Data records
================
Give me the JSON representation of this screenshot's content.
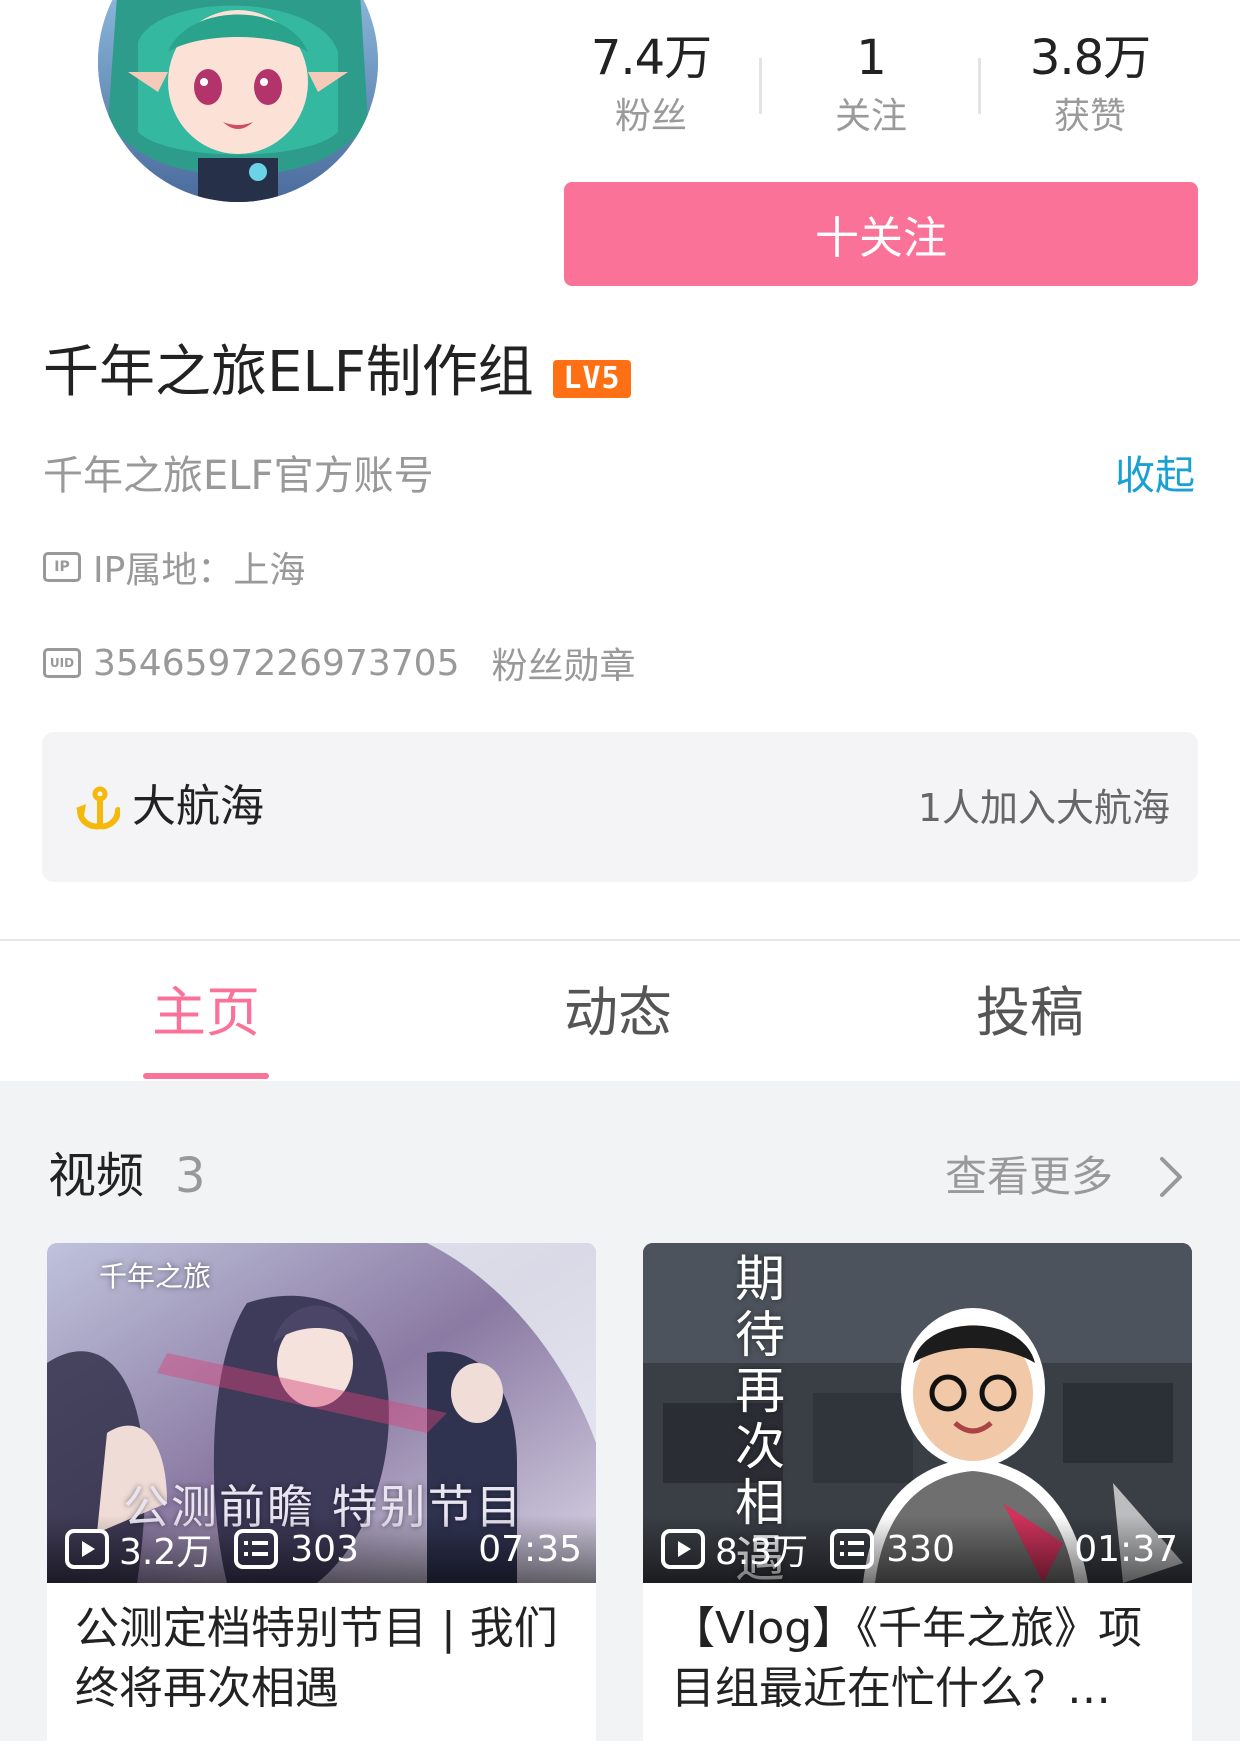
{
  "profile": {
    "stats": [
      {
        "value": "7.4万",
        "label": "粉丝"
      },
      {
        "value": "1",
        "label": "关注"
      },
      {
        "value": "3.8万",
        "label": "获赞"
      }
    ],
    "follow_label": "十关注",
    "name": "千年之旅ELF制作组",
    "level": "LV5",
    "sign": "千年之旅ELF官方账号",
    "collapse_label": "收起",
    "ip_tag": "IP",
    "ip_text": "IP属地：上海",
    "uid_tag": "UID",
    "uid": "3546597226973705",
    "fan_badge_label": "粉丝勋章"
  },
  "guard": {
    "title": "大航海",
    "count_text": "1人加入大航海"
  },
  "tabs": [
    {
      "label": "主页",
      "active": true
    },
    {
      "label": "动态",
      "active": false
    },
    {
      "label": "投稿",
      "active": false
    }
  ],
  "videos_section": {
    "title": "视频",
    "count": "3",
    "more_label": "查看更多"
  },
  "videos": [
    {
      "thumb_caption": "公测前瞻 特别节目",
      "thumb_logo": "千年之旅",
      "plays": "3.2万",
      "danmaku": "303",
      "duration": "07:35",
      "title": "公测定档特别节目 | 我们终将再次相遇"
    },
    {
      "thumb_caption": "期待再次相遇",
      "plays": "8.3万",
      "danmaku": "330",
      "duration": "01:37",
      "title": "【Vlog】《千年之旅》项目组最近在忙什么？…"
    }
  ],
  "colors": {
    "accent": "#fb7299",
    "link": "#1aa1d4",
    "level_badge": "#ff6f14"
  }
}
================
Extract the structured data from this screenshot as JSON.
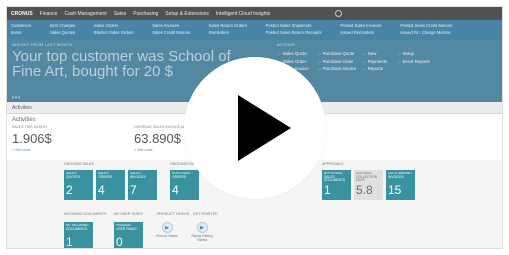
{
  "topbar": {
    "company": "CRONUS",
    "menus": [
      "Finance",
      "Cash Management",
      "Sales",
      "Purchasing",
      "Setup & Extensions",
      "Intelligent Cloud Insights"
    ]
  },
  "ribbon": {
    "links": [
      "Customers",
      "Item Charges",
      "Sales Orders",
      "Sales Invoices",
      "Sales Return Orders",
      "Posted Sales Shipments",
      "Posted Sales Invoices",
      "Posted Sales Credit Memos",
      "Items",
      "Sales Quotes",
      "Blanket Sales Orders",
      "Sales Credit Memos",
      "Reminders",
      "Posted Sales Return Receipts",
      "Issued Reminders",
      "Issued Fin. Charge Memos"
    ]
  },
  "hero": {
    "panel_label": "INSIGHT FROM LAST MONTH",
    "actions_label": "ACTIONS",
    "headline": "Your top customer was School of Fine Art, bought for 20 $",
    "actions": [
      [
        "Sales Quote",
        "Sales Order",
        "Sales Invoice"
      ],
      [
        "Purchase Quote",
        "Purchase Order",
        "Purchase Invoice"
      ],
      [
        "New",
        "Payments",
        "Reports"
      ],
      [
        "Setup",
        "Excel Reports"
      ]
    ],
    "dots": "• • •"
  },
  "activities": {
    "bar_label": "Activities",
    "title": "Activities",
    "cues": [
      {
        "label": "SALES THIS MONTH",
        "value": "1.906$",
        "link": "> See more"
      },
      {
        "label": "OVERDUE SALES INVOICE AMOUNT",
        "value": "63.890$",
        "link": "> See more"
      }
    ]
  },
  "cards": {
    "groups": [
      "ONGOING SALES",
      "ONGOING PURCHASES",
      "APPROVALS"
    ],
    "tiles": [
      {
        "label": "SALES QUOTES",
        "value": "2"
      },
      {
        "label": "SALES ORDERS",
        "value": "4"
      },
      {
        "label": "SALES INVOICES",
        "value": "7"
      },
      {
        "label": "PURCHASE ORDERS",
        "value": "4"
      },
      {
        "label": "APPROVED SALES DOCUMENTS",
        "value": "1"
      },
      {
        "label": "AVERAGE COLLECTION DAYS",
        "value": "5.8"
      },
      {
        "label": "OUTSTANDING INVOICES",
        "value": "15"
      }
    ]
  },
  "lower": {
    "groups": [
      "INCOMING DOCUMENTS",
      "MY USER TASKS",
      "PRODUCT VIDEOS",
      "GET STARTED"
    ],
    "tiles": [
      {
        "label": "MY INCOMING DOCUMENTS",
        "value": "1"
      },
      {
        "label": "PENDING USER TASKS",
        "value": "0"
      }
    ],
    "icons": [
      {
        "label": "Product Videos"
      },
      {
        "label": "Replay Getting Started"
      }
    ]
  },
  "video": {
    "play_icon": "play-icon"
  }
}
================
Lines containing the string "title" should be counted; reply with their number and nothing more.

> FINISHED TASK
5